*RECORDS SHOWN*:
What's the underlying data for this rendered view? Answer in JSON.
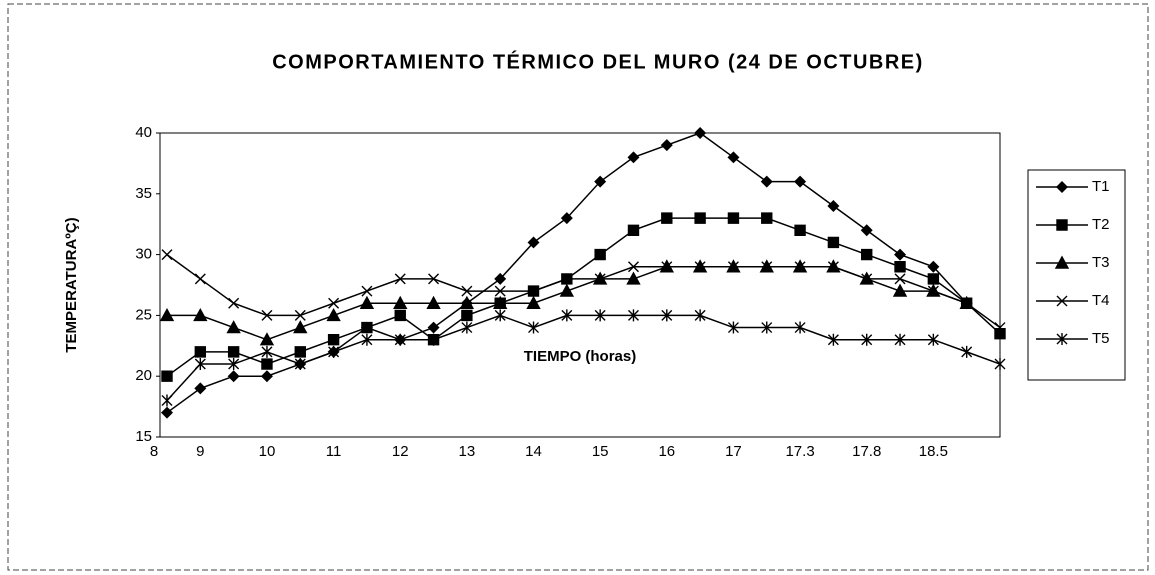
{
  "chart_data": {
    "type": "line",
    "title": "COMPORTAMIENTO TÉRMICO DEL MURO (24 DE OCTUBRE)",
    "x_label": "TIEMPO (horas)",
    "y_label": "TEMPERATURAºÇ)",
    "categories": [
      "8",
      "9",
      null,
      "10",
      null,
      "11",
      null,
      "12",
      null,
      "13",
      null,
      "14",
      null,
      "15",
      null,
      "16",
      null,
      "17",
      null,
      "17.3",
      null,
      "17.8",
      null,
      "18.5",
      null,
      null
    ],
    "ylim": [
      15,
      40
    ],
    "yticks": [
      15,
      20,
      25,
      30,
      35,
      40
    ],
    "grid": false,
    "legend": "right",
    "series": [
      {
        "name": "T1",
        "color": "#000000",
        "marker": "diamond",
        "values": [
          17,
          19,
          20,
          20,
          21,
          22,
          24,
          23,
          24,
          26,
          28,
          31,
          33,
          36,
          38,
          39,
          40,
          38,
          36,
          36,
          34,
          32,
          30,
          29,
          26,
          null
        ]
      },
      {
        "name": "T2",
        "color": "#000000",
        "marker": "square",
        "values": [
          20,
          22,
          22,
          21,
          22,
          23,
          24,
          25,
          23,
          25,
          26,
          27,
          28,
          30,
          32,
          33,
          33,
          33,
          33,
          32,
          31,
          30,
          29,
          28,
          26,
          23.5
        ]
      },
      {
        "name": "T3",
        "color": "#000000",
        "marker": "triangle",
        "values": [
          25,
          25,
          24,
          23,
          24,
          25,
          26,
          26,
          26,
          26,
          26,
          26,
          27,
          28,
          28,
          29,
          29,
          29,
          29,
          29,
          29,
          28,
          27,
          27,
          26,
          null
        ]
      },
      {
        "name": "T4",
        "color": "#000000",
        "marker": "x",
        "values": [
          30,
          28,
          26,
          25,
          25,
          26,
          27,
          28,
          28,
          27,
          27,
          27,
          28,
          28,
          29,
          29,
          29,
          29,
          29,
          29,
          29,
          28,
          28,
          27,
          26,
          24
        ]
      },
      {
        "name": "T5",
        "color": "#000000",
        "marker": "star",
        "values": [
          18,
          21,
          21,
          22,
          21,
          22,
          23,
          23,
          23,
          24,
          25,
          24,
          25,
          25,
          25,
          25,
          25,
          24,
          24,
          24,
          23,
          23,
          23,
          23,
          22,
          21
        ]
      }
    ]
  }
}
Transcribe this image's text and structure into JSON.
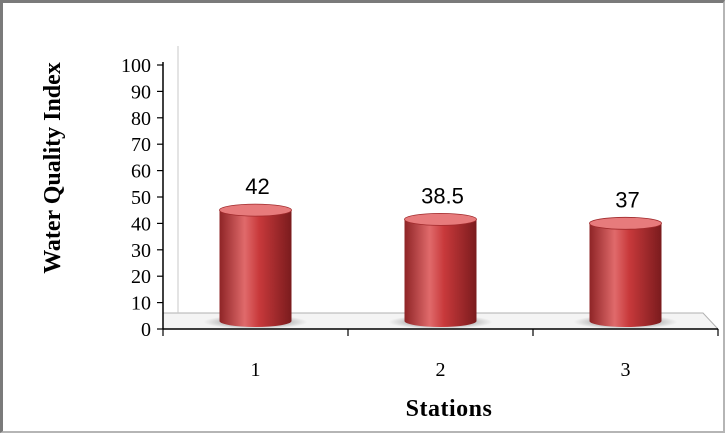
{
  "chart_data": {
    "type": "bar",
    "categories": [
      "1",
      "2",
      "3"
    ],
    "values": [
      42,
      38.5,
      37
    ],
    "data_labels": [
      "42",
      "38.5",
      "37"
    ],
    "title": "",
    "xlabel": "Stations",
    "ylabel": "Water Quality Index",
    "ylim": [
      0,
      100
    ],
    "yticks": [
      0,
      10,
      20,
      30,
      40,
      50,
      60,
      70,
      80,
      90,
      100
    ],
    "grid": false,
    "legend": "none",
    "bar_style": "3d-cylinder",
    "colors": {
      "bar": "#c0393b",
      "bar_dark": "#7d1d1f",
      "bar_light": "#e77b7c"
    }
  }
}
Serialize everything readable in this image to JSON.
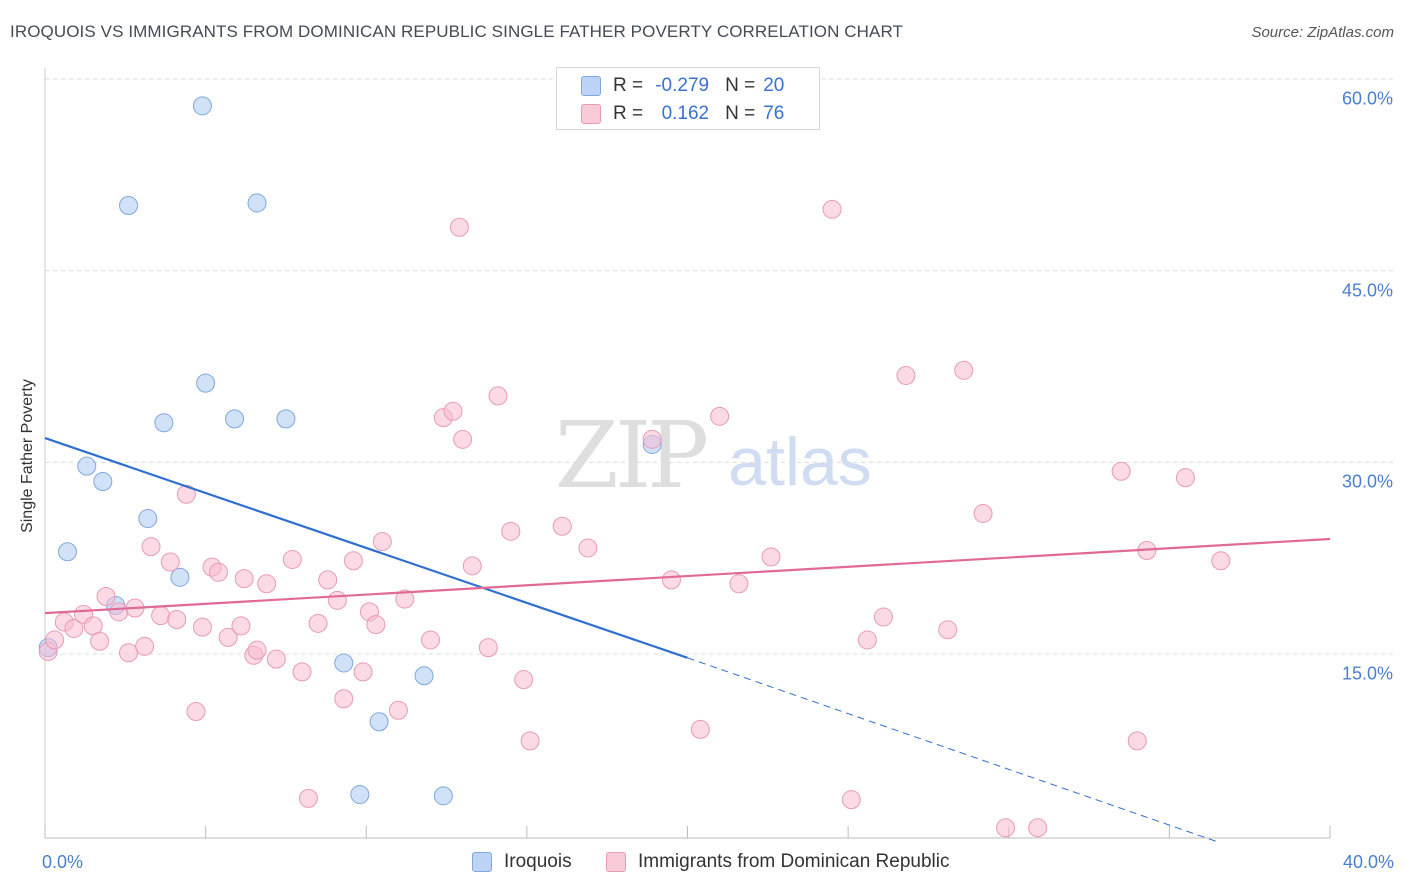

*GIVEN EXERCISE*: Reproduce the entries above without change, omitting all pictures.

*EXERCISE SOLUTION*:
What's the underlying data for this rendered view? Answer in JSON.
{
  "chart_data": {
    "type": "line",
    "title": "COMPORTAMIENTO TÉRMICO DEL MURO (24 DE OCTUBRE)",
    "x_label": "TIEMPO (horas)",
    "y_label": "TEMPERATURAºÇ)",
    "categories": [
      "8",
      "9",
      null,
      "10",
      null,
      "11",
      null,
      "12",
      null,
      "13",
      null,
      "14",
      null,
      "15",
      null,
      "16",
      null,
      "17",
      null,
      "17.3",
      null,
      "17.8",
      null,
      "18.5",
      null,
      null
    ],
    "ylim": [
      15,
      40
    ],
    "yticks": [
      15,
      20,
      25,
      30,
      35,
      40
    ],
    "grid": false,
    "legend": "right",
    "series": [
      {
        "name": "T1",
        "color": "#000000",
        "marker": "diamond",
        "values": [
          17,
          19,
          20,
          20,
          21,
          22,
          24,
          23,
          24,
          26,
          28,
          31,
          33,
          36,
          38,
          39,
          40,
          38,
          36,
          36,
          34,
          32,
          30,
          29,
          26,
          null
        ]
      },
      {
        "name": "T2",
        "color": "#000000",
        "marker": "square",
        "values": [
          20,
          22,
          22,
          21,
          22,
          23,
          24,
          25,
          23,
          25,
          26,
          27,
          28,
          30,
          32,
          33,
          33,
          33,
          33,
          32,
          31,
          30,
          29,
          28,
          26,
          23.5
        ]
      },
      {
        "name": "T3",
        "color": "#000000",
        "marker": "triangle",
        "values": [
          25,
          25,
          24,
          23,
          24,
          25,
          26,
          26,
          26,
          26,
          26,
          26,
          27,
          28,
          28,
          29,
          29,
          29,
          29,
          29,
          29,
          28,
          27,
          27,
          26,
          null
        ]
      },
      {
        "name": "T4",
        "color": "#000000",
        "marker": "x",
        "values": [
          30,
          28,
          26,
          25,
          25,
          26,
          27,
          28,
          28,
          27,
          27,
          27,
          28,
          28,
          29,
          29,
          29,
          29,
          29,
          29,
          29,
          28,
          28,
          27,
          26,
          24
        ]
      },
      {
        "name": "T5",
        "color": "#000000",
        "marker": "star",
        "values": [
          18,
          21,
          21,
          22,
          21,
          22,
          23,
          23,
          23,
          24,
          25,
          24,
          25,
          25,
          25,
          25,
          25,
          24,
          24,
          24,
          23,
          23,
          23,
          23,
          22,
          21
        ]
      }
    ]
  }
}
Transcribe this image's text and structure into JSON.
{
  "chart_data": {
    "type": "bar",
    "categories": [
      "1",
      "2",
      "3"
    ],
    "values": [
      42,
      38.5,
      37
    ],
    "data_labels": [
      "42",
      "38.5",
      "37"
    ],
    "title": "",
    "xlabel": "Stations",
    "ylabel": "Water Quality Index",
    "ylim": [
      0,
      100
    ],
    "yticks": [
      0,
      10,
      20,
      30,
      40,
      50,
      60,
      70,
      80,
      90,
      100
    ],
    "grid": false,
    "legend": "none",
    "bar_style": "3d-cylinder",
    "colors": {
      "bar": "#c0393b",
      "bar_dark": "#7d1d1f",
      "bar_light": "#e77b7c"
    }
  }
}
Serialize everything readable in this image to JSON.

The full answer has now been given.